[START OF MATERIAL SUPPLIED]
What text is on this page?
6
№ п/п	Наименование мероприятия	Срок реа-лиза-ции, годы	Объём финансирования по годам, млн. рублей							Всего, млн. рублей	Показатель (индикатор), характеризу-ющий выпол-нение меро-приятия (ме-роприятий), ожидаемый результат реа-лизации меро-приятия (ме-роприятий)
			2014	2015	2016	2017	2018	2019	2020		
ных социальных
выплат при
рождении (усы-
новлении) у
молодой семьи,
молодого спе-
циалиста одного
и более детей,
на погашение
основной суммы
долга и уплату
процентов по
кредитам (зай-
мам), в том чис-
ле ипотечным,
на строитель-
[END OF MATERIAL SUPPLIED]
SET TASK =>
Please output the entries above, every line exactly as it reads.

THE SOLUTION =>
What text is on this page?
6
№ п/п	Наименование мероприятия	Срок реа-лиза-ции, годы	Объём финансирования по годам, млн. рублей							Всего, млн. рублей	Показатель (индикатор), характеризу-ющий выпол-нение меро-приятия (ме-роприятий), ожидаемый результат реа-лизации меро-приятия (ме-роприятий)
			2014	2015	2016	2017	2018	2019	2020		
ных социальных
выплат при
рождении (усы-
новлении) у
молодой семьи,
молодого спе-
циалиста одного
и более детей,
на погашение
основной суммы
долга и уплату
процентов по
кредитам (зай-
мам), в том чис-
ле ипотечным,
на строитель-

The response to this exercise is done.